++++ DATASET ++++

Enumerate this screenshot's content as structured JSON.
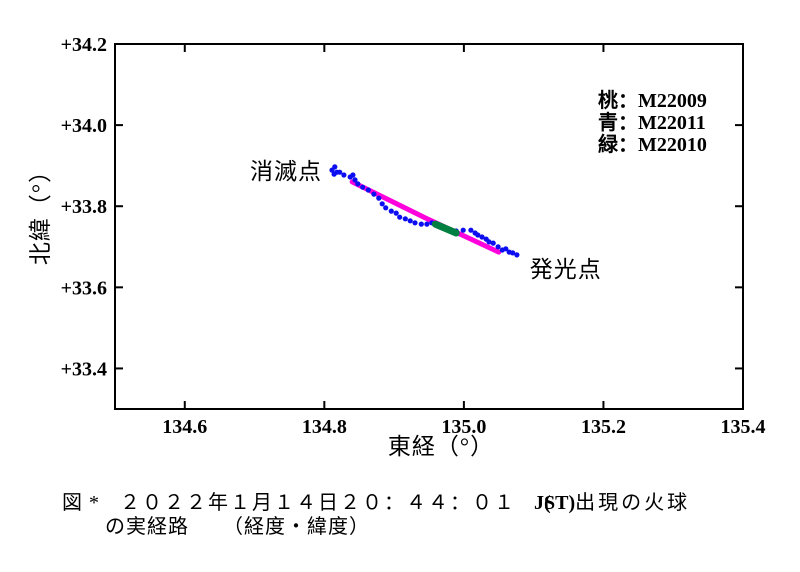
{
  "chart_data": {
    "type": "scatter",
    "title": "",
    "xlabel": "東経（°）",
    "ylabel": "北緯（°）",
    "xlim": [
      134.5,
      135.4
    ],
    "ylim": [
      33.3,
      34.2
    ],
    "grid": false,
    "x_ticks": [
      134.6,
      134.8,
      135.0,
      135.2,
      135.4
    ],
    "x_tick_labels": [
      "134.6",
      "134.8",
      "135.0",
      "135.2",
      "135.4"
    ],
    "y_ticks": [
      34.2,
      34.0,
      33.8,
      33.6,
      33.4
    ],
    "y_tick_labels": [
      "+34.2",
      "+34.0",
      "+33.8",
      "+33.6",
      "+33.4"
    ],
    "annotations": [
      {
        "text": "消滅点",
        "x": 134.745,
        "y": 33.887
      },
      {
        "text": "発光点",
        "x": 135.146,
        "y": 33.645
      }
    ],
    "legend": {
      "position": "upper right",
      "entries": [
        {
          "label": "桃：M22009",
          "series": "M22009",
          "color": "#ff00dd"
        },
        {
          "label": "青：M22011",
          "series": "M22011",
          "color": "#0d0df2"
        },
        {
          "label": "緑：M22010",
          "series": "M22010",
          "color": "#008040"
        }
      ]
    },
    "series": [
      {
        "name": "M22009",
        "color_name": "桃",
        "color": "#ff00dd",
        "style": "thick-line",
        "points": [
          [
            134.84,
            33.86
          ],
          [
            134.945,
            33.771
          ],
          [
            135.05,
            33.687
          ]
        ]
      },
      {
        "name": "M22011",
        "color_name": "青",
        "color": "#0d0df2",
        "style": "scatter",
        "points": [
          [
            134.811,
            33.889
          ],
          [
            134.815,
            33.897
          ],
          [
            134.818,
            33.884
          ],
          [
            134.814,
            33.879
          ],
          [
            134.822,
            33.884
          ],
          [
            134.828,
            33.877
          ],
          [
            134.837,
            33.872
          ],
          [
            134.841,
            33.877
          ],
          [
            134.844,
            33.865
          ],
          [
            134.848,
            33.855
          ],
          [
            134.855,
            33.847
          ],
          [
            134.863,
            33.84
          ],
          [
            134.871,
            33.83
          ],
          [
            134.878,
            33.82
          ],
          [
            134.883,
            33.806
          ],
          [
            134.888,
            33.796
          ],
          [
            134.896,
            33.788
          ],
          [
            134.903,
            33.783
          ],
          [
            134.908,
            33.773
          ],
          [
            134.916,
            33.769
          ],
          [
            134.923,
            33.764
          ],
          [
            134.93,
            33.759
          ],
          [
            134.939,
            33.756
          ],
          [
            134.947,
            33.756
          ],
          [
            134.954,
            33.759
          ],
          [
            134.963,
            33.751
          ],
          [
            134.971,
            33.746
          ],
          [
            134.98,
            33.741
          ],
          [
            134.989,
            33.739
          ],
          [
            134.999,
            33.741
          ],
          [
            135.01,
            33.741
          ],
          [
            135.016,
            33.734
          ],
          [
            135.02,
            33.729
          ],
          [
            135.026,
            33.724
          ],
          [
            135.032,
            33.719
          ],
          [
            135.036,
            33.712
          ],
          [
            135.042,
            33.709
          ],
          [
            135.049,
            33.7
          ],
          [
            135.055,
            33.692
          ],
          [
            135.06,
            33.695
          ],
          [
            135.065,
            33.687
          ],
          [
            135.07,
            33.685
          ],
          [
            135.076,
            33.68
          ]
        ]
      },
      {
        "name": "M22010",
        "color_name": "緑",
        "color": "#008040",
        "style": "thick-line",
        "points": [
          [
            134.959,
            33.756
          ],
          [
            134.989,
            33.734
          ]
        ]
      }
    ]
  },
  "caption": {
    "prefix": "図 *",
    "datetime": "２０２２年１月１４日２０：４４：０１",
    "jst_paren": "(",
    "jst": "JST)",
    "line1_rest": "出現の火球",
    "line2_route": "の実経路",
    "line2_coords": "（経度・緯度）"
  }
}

++++

OBJECTIVE :: Print all of the entries word for word. Skip any images they contain.

OUTPUT ::
Enumerate this screenshot's content as structured JSON.
{
  "chart_data": {
    "type": "scatter",
    "title": "",
    "xlabel": "東経（°）",
    "ylabel": "北緯（°）",
    "xlim": [
      134.5,
      135.4
    ],
    "ylim": [
      33.3,
      34.2
    ],
    "grid": false,
    "x_ticks": [
      134.6,
      134.8,
      135.0,
      135.2,
      135.4
    ],
    "x_tick_labels": [
      "134.6",
      "134.8",
      "135.0",
      "135.2",
      "135.4"
    ],
    "y_ticks": [
      34.2,
      34.0,
      33.8,
      33.6,
      33.4
    ],
    "y_tick_labels": [
      "+34.2",
      "+34.0",
      "+33.8",
      "+33.6",
      "+33.4"
    ],
    "annotations": [
      {
        "text": "消滅点",
        "x": 134.745,
        "y": 33.887
      },
      {
        "text": "発光点",
        "x": 135.146,
        "y": 33.645
      }
    ],
    "legend": {
      "position": "upper right",
      "entries": [
        {
          "label": "桃：M22009",
          "series": "M22009",
          "color": "#ff00dd"
        },
        {
          "label": "青：M22011",
          "series": "M22011",
          "color": "#0d0df2"
        },
        {
          "label": "緑：M22010",
          "series": "M22010",
          "color": "#008040"
        }
      ]
    },
    "series": [
      {
        "name": "M22009",
        "color_name": "桃",
        "color": "#ff00dd",
        "style": "thick-line",
        "points": [
          [
            134.84,
            33.86
          ],
          [
            134.945,
            33.771
          ],
          [
            135.05,
            33.687
          ]
        ]
      },
      {
        "name": "M22011",
        "color_name": "青",
        "color": "#0d0df2",
        "style": "scatter",
        "points": [
          [
            134.811,
            33.889
          ],
          [
            134.815,
            33.897
          ],
          [
            134.818,
            33.884
          ],
          [
            134.814,
            33.879
          ],
          [
            134.822,
            33.884
          ],
          [
            134.828,
            33.877
          ],
          [
            134.837,
            33.872
          ],
          [
            134.841,
            33.877
          ],
          [
            134.844,
            33.865
          ],
          [
            134.848,
            33.855
          ],
          [
            134.855,
            33.847
          ],
          [
            134.863,
            33.84
          ],
          [
            134.871,
            33.83
          ],
          [
            134.878,
            33.82
          ],
          [
            134.883,
            33.806
          ],
          [
            134.888,
            33.796
          ],
          [
            134.896,
            33.788
          ],
          [
            134.903,
            33.783
          ],
          [
            134.908,
            33.773
          ],
          [
            134.916,
            33.769
          ],
          [
            134.923,
            33.764
          ],
          [
            134.93,
            33.759
          ],
          [
            134.939,
            33.756
          ],
          [
            134.947,
            33.756
          ],
          [
            134.954,
            33.759
          ],
          [
            134.963,
            33.751
          ],
          [
            134.971,
            33.746
          ],
          [
            134.98,
            33.741
          ],
          [
            134.989,
            33.739
          ],
          [
            134.999,
            33.741
          ],
          [
            135.01,
            33.741
          ],
          [
            135.016,
            33.734
          ],
          [
            135.02,
            33.729
          ],
          [
            135.026,
            33.724
          ],
          [
            135.032,
            33.719
          ],
          [
            135.036,
            33.712
          ],
          [
            135.042,
            33.709
          ],
          [
            135.049,
            33.7
          ],
          [
            135.055,
            33.692
          ],
          [
            135.06,
            33.695
          ],
          [
            135.065,
            33.687
          ],
          [
            135.07,
            33.685
          ],
          [
            135.076,
            33.68
          ]
        ]
      },
      {
        "name": "M22010",
        "color_name": "緑",
        "color": "#008040",
        "style": "thick-line",
        "points": [
          [
            134.959,
            33.756
          ],
          [
            134.989,
            33.734
          ]
        ]
      }
    ]
  },
  "caption": {
    "prefix": "図 *",
    "datetime": "２０２２年１月１４日２０：４４：０１",
    "jst_paren": "(",
    "jst": "JST)",
    "line1_rest": "出現の火球",
    "line2_route": "の実経路",
    "line2_coords": "（経度・緯度）"
  }
}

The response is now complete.